Given exercise:
Reproduce the listing below verbatim, from its first line through the line containing "cell-copies[interactable]: 1: [922, 152, 986, 182]", with both ends included.

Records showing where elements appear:
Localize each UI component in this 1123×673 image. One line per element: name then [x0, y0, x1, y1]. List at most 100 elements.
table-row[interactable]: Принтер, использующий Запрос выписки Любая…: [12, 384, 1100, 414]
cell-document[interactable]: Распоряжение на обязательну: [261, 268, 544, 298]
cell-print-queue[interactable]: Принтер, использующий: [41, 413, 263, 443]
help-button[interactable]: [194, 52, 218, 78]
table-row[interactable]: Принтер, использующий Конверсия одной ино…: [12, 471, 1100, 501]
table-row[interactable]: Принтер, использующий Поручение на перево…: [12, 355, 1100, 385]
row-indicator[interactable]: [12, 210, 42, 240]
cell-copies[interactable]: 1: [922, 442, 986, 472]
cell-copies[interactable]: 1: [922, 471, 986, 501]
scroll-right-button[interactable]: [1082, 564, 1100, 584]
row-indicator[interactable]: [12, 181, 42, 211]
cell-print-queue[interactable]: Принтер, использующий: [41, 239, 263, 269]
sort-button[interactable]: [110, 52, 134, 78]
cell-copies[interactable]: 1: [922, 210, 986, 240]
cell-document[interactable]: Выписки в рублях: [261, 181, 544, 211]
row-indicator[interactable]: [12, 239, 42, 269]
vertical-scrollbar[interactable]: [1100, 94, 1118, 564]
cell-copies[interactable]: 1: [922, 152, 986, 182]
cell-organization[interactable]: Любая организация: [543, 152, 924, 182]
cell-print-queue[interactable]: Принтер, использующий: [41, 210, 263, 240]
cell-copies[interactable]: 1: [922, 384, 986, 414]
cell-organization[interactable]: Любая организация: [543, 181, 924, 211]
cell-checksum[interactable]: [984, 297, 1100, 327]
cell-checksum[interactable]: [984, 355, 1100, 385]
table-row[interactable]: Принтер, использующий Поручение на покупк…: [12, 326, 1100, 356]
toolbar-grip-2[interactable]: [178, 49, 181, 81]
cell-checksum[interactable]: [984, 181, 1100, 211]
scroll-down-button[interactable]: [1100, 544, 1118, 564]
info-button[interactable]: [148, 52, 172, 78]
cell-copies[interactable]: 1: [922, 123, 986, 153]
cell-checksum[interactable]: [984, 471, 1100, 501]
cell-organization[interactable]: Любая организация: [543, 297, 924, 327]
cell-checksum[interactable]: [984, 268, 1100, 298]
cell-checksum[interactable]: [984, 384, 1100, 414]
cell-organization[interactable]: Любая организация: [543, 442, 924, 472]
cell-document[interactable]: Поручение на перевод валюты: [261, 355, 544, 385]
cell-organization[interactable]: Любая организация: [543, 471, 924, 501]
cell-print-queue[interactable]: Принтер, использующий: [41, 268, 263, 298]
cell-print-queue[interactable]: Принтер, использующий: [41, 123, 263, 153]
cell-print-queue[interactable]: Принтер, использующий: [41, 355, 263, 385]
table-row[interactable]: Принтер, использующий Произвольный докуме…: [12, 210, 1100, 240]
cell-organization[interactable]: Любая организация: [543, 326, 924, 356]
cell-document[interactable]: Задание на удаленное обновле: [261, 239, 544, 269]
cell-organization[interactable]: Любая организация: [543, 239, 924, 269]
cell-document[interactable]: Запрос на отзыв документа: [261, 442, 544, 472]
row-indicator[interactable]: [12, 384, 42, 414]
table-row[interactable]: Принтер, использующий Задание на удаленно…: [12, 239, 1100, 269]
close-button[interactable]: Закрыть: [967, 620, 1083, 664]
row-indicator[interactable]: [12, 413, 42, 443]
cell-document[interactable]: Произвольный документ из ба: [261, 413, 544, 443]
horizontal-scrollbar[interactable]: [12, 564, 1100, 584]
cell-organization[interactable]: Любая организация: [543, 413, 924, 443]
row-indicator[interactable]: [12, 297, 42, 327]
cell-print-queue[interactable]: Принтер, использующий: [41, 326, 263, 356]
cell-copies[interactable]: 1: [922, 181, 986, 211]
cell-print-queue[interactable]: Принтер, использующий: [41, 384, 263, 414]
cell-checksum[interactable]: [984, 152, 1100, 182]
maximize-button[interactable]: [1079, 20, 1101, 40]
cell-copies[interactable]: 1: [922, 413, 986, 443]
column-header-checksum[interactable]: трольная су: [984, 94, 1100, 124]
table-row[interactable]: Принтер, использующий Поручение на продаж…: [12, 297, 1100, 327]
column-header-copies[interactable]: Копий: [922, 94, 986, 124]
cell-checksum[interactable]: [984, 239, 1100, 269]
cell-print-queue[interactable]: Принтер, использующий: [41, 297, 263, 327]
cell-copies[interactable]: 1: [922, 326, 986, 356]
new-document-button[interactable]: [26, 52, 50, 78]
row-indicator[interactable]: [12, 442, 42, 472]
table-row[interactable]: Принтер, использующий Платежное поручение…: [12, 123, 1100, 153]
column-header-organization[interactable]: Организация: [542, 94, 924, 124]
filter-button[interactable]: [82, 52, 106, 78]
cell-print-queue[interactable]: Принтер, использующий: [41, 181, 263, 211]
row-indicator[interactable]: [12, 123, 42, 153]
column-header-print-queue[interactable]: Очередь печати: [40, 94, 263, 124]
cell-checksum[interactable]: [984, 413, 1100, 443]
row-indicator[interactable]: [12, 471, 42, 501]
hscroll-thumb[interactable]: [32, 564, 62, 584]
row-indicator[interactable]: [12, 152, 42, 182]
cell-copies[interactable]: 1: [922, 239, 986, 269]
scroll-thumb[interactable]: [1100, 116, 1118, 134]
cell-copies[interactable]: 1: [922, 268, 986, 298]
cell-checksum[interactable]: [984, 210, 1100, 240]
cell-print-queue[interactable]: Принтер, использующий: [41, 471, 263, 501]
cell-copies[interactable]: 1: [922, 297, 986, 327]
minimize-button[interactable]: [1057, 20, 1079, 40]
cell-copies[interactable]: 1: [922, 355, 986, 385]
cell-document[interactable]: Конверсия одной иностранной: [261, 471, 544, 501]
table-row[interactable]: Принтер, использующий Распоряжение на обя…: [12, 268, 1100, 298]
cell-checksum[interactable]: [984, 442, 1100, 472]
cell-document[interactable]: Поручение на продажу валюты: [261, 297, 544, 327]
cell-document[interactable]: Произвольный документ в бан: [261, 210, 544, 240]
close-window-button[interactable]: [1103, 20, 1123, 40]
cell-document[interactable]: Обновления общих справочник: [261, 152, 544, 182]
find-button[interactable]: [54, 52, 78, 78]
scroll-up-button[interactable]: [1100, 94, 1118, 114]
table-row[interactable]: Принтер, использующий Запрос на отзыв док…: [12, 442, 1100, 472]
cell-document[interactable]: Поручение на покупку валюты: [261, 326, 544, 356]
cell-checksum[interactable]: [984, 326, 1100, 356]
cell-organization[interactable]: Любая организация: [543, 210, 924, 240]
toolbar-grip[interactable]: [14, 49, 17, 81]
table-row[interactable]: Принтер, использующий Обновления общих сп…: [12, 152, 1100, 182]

Answer to this problem:
Localize each UI component in this 1123×673 image. One line per element: name then [x0, y0, x1, y1]. List at most 100 elements.
table-row[interactable]: Принтер, использующий Запрос выписки Любая…: [12, 384, 1100, 414]
cell-document[interactable]: Распоряжение на обязательну: [261, 268, 544, 298]
cell-print-queue[interactable]: Принтер, использующий: [41, 413, 263, 443]
help-button[interactable]: [194, 52, 218, 78]
table-row[interactable]: Принтер, использующий Конверсия одной ино…: [12, 471, 1100, 501]
table-row[interactable]: Принтер, использующий Поручение на перево…: [12, 355, 1100, 385]
row-indicator[interactable]: [12, 210, 42, 240]
cell-copies[interactable]: 1: [922, 442, 986, 472]
cell-copies[interactable]: 1: [922, 471, 986, 501]
scroll-right-button[interactable]: [1082, 564, 1100, 584]
row-indicator[interactable]: [12, 181, 42, 211]
cell-print-queue[interactable]: Принтер, использующий: [41, 239, 263, 269]
sort-button[interactable]: [110, 52, 134, 78]
cell-copies[interactable]: 1: [922, 210, 986, 240]
cell-document[interactable]: Выписки в рублях: [261, 181, 544, 211]
row-indicator[interactable]: [12, 239, 42, 269]
vertical-scrollbar[interactable]: [1100, 94, 1118, 564]
cell-copies[interactable]: 1: [922, 152, 986, 182]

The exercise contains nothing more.